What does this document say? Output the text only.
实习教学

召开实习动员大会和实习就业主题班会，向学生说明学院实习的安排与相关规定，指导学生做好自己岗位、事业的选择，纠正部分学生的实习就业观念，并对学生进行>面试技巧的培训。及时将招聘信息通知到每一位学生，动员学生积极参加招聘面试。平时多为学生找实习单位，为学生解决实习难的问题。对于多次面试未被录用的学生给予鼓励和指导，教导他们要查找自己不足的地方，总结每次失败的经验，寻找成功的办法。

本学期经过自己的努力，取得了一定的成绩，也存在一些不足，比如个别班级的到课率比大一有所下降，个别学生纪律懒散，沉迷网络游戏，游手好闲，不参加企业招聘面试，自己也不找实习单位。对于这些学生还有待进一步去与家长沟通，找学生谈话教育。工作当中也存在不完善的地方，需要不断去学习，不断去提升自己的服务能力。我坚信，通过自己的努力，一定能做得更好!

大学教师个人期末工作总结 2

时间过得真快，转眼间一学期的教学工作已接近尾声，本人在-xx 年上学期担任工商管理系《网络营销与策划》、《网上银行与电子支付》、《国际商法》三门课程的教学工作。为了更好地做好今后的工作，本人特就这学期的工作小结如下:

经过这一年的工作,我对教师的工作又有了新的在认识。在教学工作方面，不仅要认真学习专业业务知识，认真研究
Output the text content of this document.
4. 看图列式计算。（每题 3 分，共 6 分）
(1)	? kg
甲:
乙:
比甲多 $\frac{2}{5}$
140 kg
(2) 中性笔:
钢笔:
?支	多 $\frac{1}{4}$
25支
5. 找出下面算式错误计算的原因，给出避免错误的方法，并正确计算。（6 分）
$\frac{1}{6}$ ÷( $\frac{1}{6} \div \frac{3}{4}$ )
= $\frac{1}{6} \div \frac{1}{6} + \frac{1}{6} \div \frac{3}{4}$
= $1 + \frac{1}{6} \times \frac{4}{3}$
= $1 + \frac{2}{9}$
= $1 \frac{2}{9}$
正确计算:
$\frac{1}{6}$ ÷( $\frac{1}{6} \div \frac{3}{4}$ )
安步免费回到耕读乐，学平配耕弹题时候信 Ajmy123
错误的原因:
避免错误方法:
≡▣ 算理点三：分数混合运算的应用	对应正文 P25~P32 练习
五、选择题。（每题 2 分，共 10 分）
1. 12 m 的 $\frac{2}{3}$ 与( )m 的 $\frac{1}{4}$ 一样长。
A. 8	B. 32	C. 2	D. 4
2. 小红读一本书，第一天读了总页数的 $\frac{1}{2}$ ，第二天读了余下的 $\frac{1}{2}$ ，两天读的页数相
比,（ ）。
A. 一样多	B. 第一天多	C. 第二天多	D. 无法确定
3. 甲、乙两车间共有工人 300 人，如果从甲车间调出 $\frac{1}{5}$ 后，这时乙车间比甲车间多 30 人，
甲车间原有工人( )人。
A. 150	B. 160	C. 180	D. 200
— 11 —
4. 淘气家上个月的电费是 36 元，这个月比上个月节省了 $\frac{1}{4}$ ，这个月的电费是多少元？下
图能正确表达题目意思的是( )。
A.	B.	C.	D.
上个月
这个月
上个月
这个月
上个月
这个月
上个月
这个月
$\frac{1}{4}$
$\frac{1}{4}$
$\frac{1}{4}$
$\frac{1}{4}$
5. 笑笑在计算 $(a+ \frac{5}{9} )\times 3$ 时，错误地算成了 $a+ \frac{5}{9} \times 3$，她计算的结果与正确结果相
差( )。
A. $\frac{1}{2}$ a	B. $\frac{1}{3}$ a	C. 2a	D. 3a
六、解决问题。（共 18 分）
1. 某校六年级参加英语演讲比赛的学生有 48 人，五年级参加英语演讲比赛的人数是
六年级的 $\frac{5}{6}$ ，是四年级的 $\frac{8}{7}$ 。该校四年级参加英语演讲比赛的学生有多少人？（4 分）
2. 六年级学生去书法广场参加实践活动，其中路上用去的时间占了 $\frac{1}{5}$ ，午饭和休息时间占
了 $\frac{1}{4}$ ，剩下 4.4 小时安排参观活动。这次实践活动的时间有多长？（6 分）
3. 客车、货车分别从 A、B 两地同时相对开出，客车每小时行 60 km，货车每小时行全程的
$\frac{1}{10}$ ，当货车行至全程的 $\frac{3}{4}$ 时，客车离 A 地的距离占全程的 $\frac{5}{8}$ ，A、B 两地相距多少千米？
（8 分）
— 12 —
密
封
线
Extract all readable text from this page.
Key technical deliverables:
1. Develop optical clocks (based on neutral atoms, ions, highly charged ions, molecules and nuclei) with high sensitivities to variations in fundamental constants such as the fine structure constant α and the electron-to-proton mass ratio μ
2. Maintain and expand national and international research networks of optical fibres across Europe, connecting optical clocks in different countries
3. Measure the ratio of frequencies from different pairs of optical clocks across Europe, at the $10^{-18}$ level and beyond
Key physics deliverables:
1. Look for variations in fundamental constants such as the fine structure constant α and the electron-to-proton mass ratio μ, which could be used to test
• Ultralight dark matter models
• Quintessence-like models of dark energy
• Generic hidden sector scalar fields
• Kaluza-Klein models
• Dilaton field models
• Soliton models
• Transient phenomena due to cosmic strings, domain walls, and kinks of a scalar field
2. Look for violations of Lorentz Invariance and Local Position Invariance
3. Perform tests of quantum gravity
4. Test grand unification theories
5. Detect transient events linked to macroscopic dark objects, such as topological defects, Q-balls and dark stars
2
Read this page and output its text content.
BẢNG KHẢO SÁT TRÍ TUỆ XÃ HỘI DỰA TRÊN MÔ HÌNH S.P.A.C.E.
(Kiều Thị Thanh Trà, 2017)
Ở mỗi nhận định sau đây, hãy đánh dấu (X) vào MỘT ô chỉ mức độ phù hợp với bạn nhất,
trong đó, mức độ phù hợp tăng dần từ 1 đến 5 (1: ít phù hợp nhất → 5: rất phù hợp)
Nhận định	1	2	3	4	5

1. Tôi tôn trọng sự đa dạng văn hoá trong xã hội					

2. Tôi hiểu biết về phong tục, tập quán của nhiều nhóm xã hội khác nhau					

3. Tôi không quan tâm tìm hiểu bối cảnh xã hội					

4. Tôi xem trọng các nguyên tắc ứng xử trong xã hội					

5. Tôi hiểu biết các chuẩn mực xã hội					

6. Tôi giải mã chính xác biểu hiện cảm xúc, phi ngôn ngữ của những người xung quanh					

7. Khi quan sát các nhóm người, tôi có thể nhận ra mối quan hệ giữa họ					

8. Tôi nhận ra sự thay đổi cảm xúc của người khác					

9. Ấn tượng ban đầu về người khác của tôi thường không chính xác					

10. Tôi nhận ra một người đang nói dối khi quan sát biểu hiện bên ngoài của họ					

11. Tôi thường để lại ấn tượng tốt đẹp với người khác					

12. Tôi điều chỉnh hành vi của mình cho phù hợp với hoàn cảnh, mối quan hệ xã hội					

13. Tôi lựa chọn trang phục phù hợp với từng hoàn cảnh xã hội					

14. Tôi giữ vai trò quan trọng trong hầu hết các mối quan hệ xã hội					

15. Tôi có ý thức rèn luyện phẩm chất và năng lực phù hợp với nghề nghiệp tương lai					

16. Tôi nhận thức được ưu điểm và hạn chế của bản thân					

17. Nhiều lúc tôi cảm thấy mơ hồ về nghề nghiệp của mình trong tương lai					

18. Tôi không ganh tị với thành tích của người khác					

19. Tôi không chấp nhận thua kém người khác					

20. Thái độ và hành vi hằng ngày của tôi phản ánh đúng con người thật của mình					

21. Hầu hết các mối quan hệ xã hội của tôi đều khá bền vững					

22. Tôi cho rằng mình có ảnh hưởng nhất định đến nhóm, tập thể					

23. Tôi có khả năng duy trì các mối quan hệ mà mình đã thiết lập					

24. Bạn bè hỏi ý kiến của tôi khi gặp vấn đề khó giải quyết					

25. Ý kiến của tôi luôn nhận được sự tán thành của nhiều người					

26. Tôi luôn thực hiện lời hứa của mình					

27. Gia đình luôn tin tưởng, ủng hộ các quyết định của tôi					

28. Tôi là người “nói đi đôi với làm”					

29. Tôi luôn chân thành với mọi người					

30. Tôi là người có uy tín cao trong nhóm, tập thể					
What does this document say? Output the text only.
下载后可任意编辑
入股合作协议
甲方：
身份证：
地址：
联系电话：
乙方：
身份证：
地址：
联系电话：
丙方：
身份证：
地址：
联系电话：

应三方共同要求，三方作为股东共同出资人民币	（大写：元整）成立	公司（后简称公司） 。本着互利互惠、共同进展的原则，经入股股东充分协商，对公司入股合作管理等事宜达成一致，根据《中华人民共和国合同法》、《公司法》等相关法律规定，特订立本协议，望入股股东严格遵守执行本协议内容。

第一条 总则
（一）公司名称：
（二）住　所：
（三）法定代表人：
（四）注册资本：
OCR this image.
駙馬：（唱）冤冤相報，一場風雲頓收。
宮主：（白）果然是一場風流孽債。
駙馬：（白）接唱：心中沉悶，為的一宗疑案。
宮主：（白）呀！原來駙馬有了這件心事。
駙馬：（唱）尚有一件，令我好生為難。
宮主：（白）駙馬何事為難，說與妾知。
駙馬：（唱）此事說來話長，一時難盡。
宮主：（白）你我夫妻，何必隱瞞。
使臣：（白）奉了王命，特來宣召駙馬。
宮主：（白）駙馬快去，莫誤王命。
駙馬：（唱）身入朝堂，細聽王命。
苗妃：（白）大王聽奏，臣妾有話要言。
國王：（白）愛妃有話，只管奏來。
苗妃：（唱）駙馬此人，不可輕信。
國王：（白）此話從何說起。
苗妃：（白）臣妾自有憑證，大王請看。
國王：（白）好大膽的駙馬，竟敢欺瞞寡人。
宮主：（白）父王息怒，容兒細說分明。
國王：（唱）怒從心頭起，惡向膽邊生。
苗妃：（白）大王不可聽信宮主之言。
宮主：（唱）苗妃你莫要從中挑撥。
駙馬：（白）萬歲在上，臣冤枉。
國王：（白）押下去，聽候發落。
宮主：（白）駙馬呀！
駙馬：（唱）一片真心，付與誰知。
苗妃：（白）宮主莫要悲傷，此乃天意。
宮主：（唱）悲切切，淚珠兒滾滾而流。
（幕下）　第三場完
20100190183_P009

###

TO BE DONE: From the entries above, extract each line containing "mass".

SOLUTION FOR THIS TASK:
1. Develop optical clocks (based on neutral atoms, ions, highly charged ions, molecules and nuclei) with high sensitivities to variations in fundamental constants such as the fine structure constant α and the electron-to-proton mass ratio μ
1. Look for variations in fundamental constants such as the fine structure constant α and the electron-to-proton mass ratio μ, which could be used to test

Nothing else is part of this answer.